[Entries with figure data]

_ _ _ _

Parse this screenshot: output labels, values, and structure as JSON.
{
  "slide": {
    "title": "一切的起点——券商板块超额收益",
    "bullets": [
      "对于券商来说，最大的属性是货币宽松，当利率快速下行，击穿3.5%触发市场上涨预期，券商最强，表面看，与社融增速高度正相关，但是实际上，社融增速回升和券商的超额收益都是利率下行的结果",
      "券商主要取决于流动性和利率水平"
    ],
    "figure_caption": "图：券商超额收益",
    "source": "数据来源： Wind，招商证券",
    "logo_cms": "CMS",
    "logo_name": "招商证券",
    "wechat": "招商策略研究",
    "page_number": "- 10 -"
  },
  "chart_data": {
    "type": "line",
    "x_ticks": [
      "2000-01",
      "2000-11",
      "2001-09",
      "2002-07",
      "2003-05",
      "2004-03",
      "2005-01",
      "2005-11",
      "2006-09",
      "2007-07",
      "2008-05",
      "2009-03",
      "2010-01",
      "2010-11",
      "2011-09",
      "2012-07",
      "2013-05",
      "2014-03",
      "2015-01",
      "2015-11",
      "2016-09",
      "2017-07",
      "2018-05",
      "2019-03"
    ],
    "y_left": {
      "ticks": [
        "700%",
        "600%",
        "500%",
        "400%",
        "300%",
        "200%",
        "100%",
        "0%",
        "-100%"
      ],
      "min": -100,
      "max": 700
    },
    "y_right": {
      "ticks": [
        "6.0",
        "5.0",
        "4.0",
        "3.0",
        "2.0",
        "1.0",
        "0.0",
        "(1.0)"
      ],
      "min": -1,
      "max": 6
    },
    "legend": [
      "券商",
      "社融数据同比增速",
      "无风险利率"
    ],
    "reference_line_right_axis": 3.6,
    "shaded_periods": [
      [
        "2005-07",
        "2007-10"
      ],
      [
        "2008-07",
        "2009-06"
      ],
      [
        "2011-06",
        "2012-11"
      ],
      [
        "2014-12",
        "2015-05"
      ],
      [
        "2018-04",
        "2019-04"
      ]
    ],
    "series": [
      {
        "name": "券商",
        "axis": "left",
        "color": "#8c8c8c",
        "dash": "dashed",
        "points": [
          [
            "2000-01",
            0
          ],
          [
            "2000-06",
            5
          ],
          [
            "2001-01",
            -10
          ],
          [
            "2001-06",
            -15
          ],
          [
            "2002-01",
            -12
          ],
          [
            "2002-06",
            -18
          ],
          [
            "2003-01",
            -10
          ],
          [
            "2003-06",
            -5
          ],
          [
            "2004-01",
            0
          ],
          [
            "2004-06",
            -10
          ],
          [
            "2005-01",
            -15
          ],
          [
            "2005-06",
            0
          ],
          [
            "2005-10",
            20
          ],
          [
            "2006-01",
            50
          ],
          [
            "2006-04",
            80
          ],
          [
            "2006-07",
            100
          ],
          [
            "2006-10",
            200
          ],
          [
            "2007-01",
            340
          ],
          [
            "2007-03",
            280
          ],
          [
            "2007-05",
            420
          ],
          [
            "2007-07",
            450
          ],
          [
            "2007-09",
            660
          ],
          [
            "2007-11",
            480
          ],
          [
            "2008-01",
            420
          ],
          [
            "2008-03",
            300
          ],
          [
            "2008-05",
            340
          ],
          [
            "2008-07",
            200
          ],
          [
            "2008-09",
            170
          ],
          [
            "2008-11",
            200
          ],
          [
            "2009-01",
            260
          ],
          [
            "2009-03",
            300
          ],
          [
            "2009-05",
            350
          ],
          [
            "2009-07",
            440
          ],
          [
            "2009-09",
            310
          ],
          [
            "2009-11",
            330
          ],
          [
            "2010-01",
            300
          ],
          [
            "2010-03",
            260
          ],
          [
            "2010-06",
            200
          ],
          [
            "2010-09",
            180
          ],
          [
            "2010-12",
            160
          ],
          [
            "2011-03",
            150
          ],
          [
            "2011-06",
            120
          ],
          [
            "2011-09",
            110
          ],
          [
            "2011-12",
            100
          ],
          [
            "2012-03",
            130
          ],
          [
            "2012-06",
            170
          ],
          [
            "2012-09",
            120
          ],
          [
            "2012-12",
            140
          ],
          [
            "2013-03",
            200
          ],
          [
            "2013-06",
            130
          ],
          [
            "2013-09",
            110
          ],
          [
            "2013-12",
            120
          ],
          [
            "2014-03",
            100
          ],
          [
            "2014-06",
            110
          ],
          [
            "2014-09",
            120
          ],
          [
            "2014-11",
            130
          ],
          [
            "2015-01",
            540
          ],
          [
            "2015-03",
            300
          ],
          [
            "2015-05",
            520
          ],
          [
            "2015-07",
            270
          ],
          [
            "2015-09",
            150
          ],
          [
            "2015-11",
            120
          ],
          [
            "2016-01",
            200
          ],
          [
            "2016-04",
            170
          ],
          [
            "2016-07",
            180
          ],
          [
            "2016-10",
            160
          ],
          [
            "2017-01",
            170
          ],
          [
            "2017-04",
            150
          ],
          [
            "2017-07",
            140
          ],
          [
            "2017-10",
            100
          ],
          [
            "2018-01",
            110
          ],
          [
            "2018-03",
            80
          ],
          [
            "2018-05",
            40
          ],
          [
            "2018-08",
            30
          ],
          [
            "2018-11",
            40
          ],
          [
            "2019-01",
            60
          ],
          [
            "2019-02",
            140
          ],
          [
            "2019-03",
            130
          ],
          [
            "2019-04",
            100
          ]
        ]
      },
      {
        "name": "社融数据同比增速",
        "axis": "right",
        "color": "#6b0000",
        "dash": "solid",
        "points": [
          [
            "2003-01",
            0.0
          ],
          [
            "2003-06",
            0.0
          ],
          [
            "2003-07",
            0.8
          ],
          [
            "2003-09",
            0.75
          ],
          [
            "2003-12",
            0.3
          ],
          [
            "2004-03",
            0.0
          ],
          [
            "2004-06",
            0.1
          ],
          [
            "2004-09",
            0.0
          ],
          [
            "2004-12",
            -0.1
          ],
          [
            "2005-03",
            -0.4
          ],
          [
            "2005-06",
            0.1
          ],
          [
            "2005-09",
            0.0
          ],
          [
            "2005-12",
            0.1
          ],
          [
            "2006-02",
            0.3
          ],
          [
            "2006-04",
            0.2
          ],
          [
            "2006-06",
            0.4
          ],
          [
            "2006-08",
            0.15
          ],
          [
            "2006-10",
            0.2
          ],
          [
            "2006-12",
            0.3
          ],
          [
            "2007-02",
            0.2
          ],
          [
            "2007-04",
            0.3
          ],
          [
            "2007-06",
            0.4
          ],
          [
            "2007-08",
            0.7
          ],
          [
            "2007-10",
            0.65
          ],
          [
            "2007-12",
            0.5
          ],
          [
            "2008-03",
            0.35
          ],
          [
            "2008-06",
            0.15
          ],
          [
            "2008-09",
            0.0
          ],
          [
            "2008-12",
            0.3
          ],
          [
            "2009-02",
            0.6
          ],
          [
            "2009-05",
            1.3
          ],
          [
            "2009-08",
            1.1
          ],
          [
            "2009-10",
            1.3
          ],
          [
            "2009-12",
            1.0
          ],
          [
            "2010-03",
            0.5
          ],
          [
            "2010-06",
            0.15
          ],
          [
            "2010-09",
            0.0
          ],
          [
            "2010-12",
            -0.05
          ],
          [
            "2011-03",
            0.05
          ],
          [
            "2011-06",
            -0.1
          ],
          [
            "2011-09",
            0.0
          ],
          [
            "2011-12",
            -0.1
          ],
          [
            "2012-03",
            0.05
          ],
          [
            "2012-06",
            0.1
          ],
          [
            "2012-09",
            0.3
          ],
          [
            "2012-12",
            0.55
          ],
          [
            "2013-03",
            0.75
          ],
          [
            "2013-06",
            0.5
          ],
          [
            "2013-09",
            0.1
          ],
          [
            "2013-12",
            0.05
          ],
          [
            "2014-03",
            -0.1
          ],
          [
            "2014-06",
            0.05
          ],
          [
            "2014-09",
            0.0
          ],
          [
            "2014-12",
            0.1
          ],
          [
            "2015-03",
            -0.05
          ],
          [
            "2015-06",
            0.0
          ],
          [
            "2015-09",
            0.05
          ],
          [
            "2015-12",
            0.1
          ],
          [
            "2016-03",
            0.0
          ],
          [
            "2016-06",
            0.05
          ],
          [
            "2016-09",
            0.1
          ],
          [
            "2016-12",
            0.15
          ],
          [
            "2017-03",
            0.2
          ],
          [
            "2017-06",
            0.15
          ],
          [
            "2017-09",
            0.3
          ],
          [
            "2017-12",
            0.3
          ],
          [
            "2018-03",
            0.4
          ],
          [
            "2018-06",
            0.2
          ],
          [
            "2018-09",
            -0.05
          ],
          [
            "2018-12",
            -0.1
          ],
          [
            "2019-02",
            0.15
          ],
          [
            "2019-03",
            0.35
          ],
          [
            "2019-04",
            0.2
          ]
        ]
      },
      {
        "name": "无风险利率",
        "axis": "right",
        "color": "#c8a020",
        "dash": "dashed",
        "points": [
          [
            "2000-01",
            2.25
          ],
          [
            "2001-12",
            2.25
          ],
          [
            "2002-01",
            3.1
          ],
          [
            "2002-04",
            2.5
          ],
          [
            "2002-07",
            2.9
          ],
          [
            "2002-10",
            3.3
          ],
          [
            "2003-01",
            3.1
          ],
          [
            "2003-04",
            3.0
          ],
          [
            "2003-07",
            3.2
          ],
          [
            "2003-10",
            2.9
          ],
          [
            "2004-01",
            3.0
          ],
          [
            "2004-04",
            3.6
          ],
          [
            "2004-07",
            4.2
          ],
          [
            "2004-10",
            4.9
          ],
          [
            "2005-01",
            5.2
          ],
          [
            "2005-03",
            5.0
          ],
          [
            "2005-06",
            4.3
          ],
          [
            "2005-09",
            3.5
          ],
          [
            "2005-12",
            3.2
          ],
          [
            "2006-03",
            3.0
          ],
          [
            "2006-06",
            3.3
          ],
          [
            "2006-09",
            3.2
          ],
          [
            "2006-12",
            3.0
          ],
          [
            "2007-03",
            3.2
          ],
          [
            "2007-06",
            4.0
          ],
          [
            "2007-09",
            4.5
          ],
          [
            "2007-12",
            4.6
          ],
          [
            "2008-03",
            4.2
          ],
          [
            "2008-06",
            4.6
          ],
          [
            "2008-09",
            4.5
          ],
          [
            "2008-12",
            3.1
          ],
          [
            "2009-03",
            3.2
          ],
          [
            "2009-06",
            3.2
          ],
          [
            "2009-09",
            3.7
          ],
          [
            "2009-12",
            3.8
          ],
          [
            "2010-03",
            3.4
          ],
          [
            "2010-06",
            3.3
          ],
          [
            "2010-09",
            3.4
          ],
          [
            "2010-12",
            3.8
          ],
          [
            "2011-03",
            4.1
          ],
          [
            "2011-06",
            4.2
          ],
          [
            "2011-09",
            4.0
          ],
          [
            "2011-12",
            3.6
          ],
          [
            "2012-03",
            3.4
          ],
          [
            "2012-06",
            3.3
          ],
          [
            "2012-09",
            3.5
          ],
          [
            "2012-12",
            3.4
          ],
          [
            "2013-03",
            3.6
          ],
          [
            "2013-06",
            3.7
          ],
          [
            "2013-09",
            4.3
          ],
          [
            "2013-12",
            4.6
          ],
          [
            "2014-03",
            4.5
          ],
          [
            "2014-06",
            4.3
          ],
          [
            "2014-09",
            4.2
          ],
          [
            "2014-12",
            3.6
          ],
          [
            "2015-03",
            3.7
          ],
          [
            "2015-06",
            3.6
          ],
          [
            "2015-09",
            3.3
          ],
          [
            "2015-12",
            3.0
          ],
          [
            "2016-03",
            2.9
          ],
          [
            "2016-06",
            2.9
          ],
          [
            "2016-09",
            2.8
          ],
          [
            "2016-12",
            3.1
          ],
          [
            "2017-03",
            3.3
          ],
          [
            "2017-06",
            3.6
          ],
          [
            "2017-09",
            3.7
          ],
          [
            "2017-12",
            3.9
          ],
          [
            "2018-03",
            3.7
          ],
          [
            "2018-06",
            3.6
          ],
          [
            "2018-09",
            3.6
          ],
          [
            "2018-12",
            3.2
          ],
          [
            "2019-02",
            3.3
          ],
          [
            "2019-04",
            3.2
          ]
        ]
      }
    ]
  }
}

_ _ _ _

**PROBLEM DETAILS:**
Where a line above contains the string "color", copy that line.

**EXERCISE OUTPUT:**
        "color": "#8c8c8c",
        "color": "#6b0000",
        "color": "#c8a020",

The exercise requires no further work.